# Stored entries
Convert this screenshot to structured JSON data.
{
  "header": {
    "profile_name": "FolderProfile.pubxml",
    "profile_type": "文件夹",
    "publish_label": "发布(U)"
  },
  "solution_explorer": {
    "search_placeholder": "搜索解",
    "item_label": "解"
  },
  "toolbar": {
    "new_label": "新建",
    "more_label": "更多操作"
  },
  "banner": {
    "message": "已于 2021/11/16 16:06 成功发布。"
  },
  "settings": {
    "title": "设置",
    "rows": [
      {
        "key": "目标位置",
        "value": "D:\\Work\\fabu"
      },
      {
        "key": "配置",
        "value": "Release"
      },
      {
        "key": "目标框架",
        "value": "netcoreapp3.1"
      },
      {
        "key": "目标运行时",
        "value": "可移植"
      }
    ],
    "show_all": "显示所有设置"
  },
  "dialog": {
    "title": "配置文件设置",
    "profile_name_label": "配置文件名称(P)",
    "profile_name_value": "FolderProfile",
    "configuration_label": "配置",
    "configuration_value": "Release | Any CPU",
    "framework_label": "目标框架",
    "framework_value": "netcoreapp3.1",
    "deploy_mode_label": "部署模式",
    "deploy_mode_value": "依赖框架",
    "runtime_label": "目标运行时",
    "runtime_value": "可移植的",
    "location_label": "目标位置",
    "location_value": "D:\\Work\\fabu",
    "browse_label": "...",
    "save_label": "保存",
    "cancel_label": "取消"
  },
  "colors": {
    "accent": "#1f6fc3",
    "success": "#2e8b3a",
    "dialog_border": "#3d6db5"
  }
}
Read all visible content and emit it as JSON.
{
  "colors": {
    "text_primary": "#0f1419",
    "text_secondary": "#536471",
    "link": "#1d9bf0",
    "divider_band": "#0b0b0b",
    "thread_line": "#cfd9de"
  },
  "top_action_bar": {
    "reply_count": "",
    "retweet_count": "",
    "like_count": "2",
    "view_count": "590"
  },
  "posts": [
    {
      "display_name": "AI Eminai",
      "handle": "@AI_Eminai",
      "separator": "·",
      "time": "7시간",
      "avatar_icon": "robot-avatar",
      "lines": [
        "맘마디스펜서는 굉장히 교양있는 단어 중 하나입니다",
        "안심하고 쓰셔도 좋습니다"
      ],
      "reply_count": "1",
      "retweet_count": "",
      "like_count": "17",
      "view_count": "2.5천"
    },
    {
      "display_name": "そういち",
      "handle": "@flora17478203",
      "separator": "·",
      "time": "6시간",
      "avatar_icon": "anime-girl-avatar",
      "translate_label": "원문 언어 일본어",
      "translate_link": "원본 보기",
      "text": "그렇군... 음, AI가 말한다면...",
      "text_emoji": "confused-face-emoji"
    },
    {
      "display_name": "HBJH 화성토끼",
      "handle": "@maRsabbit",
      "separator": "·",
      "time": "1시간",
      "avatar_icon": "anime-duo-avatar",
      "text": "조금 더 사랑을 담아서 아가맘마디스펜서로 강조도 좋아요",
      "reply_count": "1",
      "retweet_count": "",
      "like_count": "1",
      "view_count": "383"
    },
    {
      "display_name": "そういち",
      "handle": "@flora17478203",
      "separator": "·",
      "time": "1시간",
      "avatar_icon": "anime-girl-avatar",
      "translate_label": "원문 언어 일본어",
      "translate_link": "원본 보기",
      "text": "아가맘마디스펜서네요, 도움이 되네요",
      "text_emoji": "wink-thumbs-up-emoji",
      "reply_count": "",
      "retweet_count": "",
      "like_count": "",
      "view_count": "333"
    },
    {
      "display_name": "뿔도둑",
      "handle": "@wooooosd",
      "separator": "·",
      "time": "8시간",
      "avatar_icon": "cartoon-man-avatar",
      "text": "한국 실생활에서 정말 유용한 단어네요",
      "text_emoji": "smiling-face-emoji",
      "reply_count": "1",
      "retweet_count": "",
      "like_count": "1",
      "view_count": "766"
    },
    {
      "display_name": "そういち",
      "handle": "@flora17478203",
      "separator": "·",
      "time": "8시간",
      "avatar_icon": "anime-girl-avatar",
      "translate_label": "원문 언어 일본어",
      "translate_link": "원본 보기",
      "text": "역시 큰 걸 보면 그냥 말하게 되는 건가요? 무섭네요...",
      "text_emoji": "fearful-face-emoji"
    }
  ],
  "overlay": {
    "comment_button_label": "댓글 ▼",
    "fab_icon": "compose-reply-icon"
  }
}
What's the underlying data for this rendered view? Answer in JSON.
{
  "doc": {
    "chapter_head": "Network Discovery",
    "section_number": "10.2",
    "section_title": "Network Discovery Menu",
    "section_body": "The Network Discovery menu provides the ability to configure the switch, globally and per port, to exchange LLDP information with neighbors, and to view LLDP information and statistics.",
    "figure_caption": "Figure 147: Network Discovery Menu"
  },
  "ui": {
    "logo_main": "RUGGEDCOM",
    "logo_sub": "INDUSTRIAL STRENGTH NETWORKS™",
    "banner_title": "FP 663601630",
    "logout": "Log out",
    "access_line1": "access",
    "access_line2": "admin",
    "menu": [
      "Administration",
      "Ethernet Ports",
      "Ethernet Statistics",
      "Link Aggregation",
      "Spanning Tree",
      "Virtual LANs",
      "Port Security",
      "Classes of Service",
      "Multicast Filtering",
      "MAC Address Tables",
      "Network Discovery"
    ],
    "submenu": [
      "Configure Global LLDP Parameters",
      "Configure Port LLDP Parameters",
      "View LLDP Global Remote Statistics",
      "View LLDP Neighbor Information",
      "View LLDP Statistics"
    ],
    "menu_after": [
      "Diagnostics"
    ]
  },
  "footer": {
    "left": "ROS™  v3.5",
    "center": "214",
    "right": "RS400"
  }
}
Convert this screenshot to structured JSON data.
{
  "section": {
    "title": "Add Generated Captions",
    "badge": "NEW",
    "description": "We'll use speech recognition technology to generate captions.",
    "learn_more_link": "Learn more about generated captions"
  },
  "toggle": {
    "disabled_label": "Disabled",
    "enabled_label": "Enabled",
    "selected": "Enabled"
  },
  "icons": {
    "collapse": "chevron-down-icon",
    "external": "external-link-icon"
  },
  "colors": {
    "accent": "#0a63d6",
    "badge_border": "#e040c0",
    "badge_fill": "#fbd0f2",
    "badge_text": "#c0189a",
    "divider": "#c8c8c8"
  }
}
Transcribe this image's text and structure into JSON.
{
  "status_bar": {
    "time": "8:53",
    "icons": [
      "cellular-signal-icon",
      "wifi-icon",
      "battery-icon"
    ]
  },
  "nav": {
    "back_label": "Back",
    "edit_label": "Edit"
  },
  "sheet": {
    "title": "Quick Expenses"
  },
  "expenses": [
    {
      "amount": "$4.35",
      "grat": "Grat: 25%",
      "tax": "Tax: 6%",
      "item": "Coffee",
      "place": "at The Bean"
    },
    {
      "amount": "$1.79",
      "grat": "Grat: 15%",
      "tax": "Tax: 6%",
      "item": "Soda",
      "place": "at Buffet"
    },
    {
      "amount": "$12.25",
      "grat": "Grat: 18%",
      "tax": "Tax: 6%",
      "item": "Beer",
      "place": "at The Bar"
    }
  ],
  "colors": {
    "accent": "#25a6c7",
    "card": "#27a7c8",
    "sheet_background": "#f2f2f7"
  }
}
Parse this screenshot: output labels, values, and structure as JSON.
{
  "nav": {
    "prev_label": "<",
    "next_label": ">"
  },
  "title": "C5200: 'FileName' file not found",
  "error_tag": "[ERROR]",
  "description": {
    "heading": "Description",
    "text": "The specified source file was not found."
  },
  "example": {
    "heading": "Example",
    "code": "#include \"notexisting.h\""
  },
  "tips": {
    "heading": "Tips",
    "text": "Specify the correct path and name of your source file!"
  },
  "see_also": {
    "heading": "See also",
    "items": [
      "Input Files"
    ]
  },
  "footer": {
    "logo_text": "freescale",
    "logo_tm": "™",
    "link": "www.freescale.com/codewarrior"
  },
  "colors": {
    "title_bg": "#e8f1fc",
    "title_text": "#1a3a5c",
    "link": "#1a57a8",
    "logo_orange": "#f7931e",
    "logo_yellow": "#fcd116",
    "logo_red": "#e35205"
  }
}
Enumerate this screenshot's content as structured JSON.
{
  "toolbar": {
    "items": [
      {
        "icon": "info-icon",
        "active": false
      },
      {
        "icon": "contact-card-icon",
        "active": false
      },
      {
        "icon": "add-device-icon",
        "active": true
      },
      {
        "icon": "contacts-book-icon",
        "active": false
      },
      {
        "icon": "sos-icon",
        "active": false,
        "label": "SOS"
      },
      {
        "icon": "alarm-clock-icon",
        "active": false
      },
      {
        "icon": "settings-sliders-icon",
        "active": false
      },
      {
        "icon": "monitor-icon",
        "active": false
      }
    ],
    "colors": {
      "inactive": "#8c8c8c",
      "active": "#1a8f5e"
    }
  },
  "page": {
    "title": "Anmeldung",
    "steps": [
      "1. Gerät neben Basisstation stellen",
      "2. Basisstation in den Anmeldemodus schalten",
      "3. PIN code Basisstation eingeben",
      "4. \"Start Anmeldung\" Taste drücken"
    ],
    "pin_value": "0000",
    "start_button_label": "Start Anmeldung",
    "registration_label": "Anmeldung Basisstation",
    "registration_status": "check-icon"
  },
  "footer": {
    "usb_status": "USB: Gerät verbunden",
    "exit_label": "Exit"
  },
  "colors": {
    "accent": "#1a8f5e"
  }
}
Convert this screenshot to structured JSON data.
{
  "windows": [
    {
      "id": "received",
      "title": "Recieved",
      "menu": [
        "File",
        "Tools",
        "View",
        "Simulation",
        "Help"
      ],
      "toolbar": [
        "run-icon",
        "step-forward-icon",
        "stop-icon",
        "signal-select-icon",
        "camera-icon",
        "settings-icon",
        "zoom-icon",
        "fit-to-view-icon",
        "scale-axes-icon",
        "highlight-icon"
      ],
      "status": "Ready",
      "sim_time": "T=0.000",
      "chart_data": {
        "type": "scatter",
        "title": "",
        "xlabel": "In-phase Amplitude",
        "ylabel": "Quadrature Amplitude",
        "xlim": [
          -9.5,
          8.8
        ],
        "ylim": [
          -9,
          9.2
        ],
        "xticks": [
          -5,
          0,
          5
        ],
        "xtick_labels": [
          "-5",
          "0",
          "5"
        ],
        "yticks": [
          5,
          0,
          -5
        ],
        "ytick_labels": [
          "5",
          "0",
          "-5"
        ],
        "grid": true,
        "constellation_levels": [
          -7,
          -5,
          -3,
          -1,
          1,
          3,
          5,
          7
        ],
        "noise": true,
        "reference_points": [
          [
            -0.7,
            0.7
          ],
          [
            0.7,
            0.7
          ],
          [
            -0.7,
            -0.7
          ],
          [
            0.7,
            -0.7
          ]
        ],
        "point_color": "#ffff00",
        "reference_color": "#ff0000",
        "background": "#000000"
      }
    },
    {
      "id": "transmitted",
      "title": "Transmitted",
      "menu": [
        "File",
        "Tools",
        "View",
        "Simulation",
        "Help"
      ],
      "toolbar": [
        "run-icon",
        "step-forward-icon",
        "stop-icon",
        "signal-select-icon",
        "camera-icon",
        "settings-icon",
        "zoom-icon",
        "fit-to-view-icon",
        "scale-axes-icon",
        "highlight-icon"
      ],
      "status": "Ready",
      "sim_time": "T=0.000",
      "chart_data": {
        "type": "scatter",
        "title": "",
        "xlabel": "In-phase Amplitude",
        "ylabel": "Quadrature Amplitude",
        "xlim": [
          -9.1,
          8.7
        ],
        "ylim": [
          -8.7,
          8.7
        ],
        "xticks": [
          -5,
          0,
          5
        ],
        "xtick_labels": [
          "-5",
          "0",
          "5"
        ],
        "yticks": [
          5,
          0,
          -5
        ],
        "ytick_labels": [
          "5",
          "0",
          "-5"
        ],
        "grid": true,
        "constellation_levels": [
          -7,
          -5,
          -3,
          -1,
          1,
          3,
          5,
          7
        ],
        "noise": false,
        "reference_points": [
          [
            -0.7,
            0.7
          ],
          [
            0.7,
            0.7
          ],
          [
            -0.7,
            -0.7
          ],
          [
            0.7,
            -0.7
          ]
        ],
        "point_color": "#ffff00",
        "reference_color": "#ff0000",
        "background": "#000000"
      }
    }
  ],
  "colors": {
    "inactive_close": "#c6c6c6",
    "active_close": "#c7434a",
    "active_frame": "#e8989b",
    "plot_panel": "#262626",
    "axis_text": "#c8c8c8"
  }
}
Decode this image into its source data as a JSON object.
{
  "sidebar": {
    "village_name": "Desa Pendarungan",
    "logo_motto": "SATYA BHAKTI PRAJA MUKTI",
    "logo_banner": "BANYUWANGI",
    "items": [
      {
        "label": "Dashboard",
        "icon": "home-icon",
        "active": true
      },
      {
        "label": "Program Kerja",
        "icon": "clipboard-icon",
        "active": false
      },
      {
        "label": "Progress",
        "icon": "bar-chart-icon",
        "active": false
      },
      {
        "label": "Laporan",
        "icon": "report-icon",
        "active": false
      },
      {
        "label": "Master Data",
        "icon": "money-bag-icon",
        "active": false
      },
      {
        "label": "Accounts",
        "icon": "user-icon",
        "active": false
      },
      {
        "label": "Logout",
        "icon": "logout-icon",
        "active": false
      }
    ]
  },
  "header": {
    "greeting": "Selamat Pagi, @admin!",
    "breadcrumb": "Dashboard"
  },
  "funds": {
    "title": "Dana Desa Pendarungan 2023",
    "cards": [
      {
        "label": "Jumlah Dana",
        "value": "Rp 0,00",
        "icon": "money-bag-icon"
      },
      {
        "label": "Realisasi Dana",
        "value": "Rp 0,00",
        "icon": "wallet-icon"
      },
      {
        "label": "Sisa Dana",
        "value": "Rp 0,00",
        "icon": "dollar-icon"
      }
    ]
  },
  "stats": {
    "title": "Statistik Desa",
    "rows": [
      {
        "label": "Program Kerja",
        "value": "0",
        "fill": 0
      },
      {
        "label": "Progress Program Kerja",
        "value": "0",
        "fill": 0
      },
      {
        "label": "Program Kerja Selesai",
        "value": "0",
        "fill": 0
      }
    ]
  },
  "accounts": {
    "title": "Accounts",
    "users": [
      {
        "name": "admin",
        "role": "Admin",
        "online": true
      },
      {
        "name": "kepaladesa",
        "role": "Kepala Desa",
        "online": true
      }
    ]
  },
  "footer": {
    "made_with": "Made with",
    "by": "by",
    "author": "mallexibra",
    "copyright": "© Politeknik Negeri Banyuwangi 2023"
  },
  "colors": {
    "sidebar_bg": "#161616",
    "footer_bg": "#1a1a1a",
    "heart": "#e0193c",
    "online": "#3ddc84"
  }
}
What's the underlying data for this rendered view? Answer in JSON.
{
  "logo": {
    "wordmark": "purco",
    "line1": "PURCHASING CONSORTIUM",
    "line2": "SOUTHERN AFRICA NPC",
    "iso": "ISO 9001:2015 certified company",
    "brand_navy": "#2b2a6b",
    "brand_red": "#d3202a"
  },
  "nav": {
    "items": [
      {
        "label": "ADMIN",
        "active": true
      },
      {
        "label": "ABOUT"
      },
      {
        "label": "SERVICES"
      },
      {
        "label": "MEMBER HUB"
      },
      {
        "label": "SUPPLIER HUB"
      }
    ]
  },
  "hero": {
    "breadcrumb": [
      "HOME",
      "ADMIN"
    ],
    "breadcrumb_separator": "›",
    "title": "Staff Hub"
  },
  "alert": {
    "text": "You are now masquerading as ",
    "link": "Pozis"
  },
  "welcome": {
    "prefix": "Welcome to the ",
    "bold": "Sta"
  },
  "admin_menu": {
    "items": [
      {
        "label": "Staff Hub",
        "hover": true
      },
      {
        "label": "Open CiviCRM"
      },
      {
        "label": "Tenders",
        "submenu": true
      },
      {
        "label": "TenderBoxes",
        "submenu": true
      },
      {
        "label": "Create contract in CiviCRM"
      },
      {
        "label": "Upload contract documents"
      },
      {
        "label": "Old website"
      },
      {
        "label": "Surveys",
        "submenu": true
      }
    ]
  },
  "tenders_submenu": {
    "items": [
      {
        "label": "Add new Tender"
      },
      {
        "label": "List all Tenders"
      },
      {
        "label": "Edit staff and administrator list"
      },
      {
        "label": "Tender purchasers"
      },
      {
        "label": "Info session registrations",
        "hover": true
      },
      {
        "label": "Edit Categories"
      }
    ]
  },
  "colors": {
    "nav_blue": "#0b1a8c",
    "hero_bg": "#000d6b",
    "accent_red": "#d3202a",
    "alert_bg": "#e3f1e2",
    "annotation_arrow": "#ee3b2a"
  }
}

# TASK TO CARRY OUT
Give only the number of lines that include the word "Start".

# EXERCISE SOLUTION
2